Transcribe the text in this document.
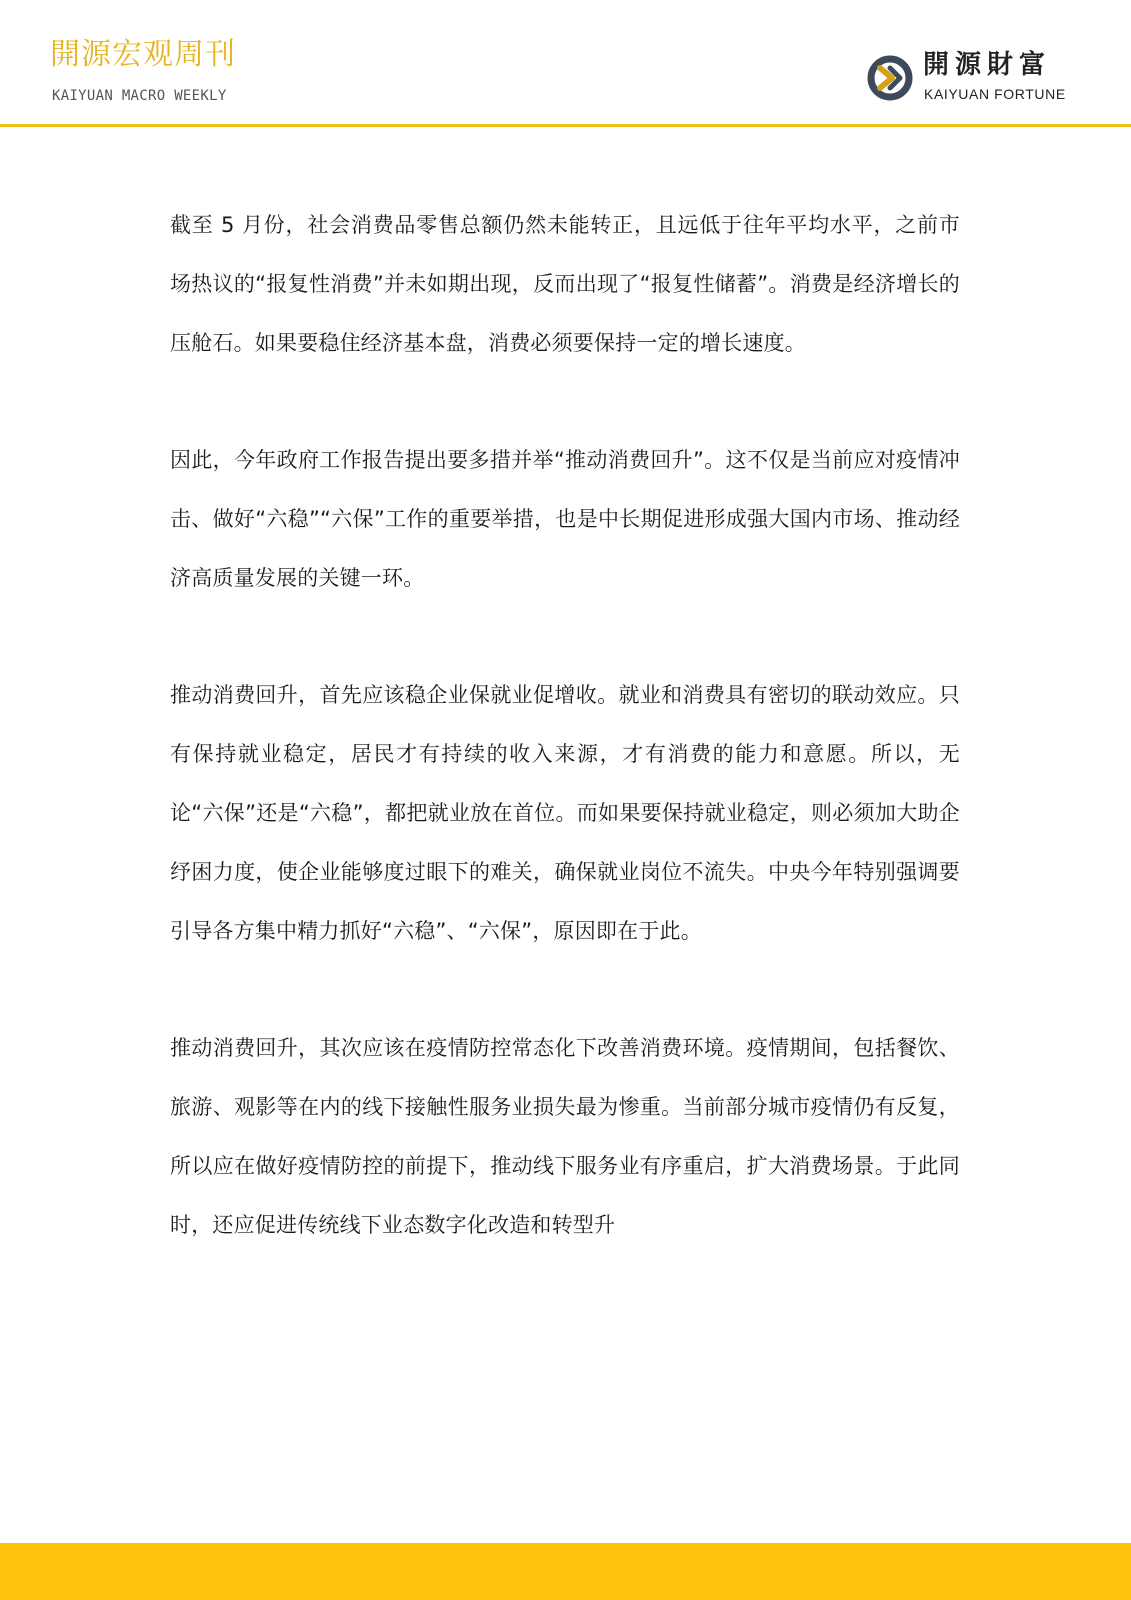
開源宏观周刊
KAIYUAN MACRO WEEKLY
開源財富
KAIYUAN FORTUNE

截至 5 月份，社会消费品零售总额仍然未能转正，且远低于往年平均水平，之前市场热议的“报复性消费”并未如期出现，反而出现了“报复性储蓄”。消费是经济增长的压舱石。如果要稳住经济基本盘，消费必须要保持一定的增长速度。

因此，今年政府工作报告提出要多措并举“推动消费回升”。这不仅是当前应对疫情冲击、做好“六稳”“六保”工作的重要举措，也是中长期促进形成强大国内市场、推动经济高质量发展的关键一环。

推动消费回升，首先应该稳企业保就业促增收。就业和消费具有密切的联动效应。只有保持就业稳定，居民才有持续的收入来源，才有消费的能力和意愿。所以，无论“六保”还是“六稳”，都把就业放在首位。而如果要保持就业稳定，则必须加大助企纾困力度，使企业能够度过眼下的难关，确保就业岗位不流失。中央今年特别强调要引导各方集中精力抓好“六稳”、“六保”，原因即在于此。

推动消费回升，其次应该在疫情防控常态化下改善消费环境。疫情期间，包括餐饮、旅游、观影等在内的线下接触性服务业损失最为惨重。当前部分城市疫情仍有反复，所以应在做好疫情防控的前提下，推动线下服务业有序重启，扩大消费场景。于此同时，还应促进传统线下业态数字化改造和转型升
* * *
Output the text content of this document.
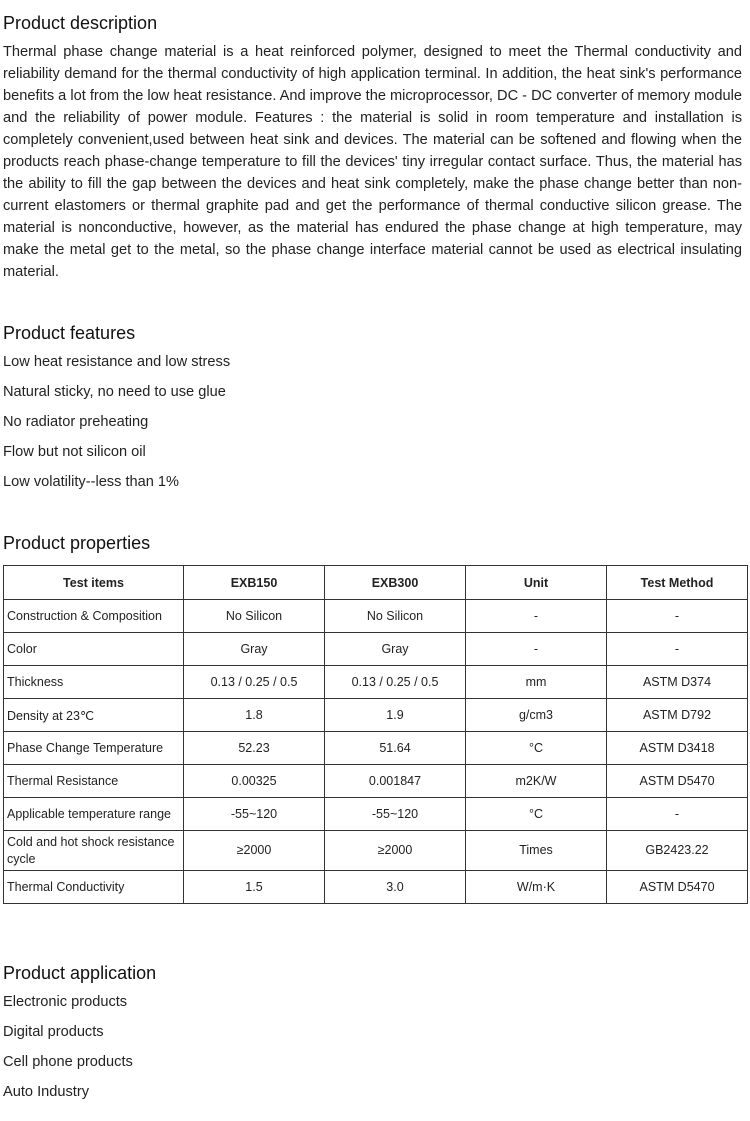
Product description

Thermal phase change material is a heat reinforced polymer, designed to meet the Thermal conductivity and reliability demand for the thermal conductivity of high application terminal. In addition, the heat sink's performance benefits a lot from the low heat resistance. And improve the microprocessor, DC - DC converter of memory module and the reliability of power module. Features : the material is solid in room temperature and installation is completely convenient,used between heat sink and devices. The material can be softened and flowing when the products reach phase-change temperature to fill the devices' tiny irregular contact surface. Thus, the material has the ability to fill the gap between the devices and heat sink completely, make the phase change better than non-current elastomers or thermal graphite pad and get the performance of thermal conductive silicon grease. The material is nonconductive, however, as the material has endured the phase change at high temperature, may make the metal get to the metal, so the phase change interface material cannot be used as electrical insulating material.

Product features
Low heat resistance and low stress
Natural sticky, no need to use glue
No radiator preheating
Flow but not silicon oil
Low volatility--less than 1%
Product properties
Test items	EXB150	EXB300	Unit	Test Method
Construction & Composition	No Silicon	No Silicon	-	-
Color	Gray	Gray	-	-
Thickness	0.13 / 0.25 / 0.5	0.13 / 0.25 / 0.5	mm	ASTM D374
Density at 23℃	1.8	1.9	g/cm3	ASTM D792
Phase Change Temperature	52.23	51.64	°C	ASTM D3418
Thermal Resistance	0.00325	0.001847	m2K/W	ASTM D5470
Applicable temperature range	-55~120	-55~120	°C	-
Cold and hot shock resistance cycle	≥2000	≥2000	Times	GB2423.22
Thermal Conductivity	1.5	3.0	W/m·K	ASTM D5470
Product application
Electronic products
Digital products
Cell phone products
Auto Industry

- [Task]:
Provide the number of lines in the entries that include "Thermal", and no other text.

- [Reply]:
3